=== EXERCISE INPUT ===

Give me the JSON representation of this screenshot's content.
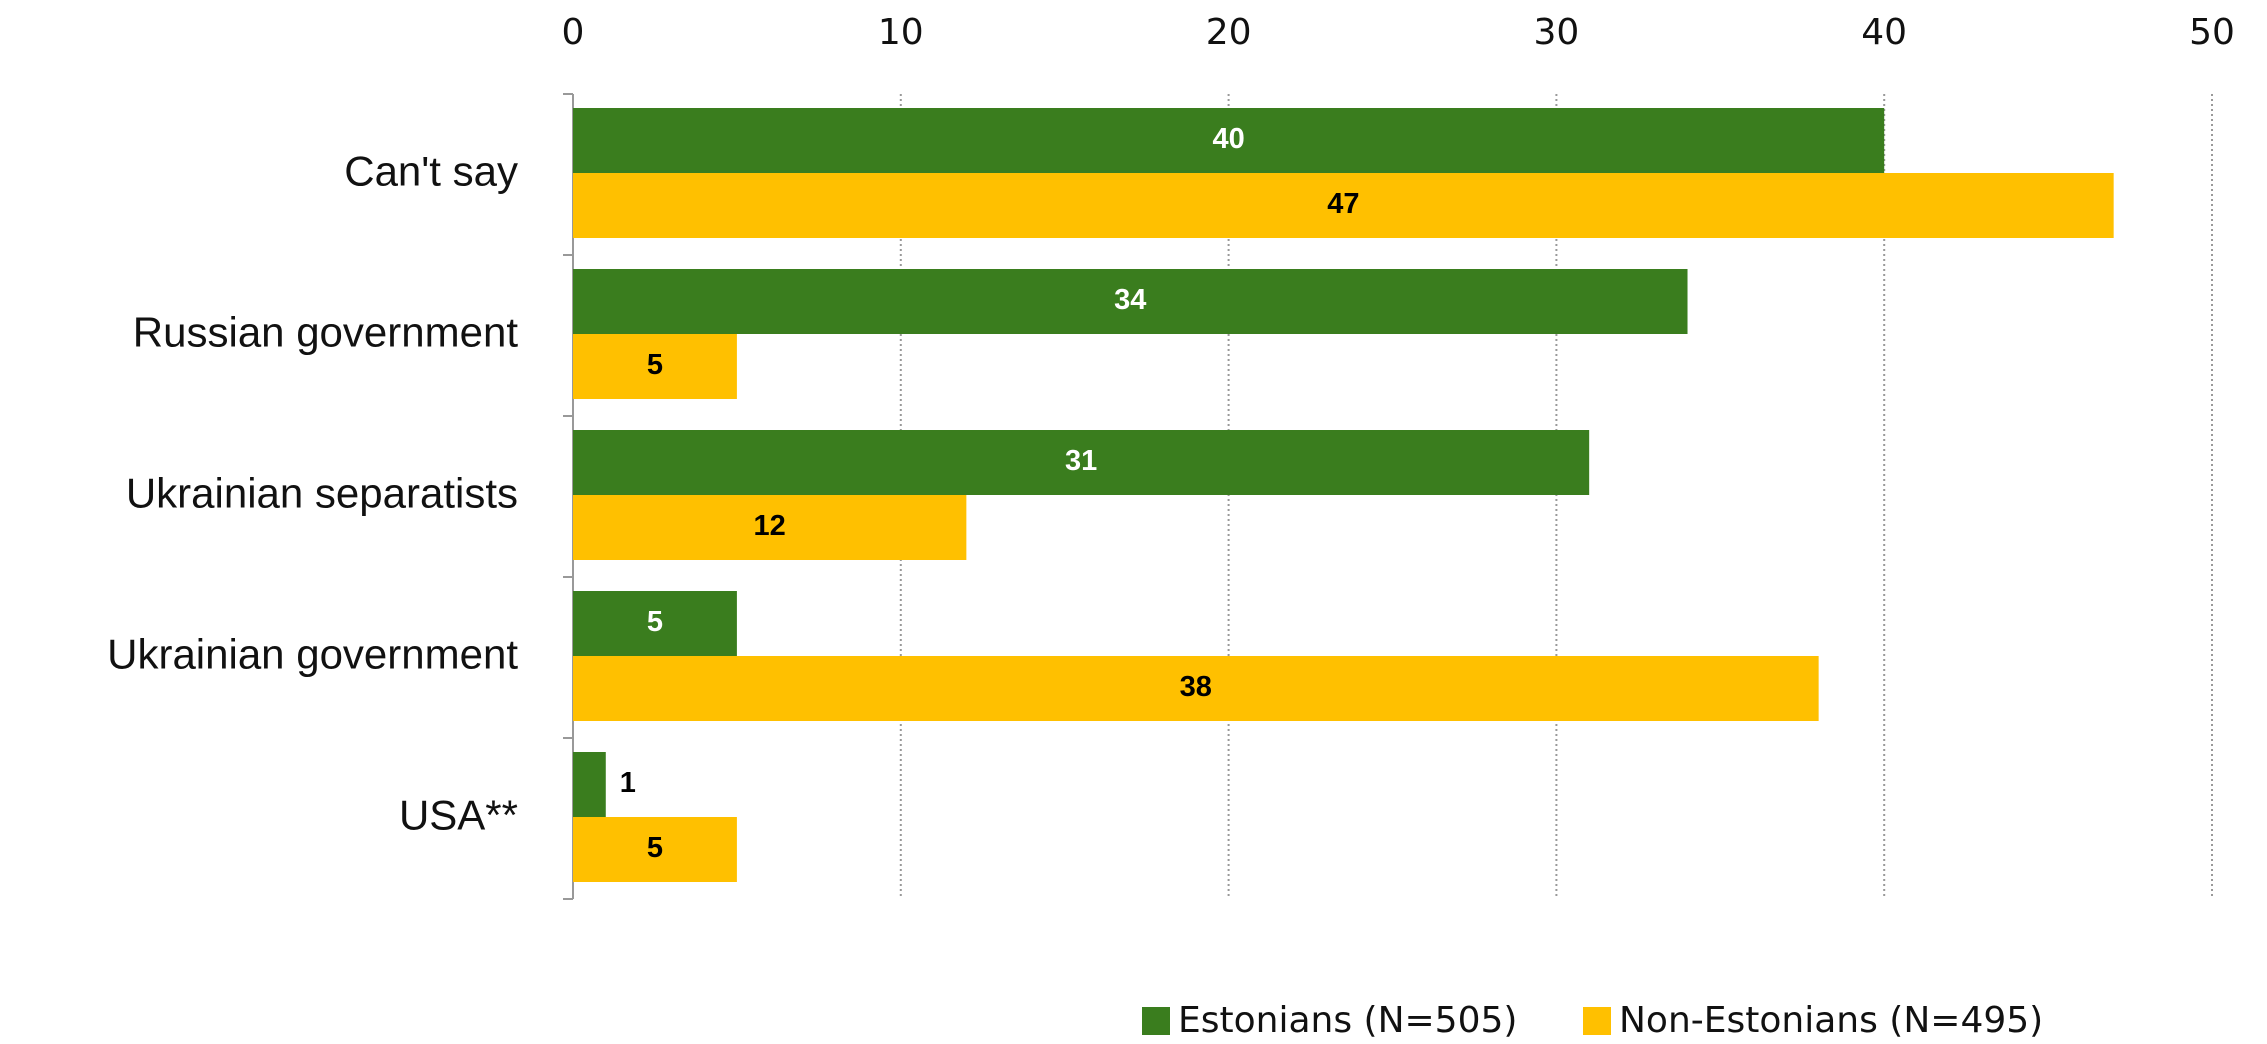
{
  "chart_data": {
    "type": "hbar",
    "categories": [
      "Can't say",
      "Russian government",
      "Ukrainian separatists",
      "Ukrainian government",
      "USA**"
    ],
    "series": [
      {
        "name": "Estonians (N=505)",
        "color": "#3a7d1e",
        "values": [
          40,
          34,
          31,
          5,
          1
        ]
      },
      {
        "name": "Non-Estonians (N=495)",
        "color": "#ffc000",
        "values": [
          47,
          5,
          12,
          38,
          5
        ]
      }
    ],
    "xlim": [
      0,
      50
    ],
    "xticks": [
      0,
      10,
      20,
      30,
      40,
      50
    ],
    "grid": true,
    "legend": "bottom"
  }
}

===

**SHORT PROBLEM**
How many of the lines in the listing above hold the word "government"? Report only that figure.

**WRITTEN RESPONSE**
2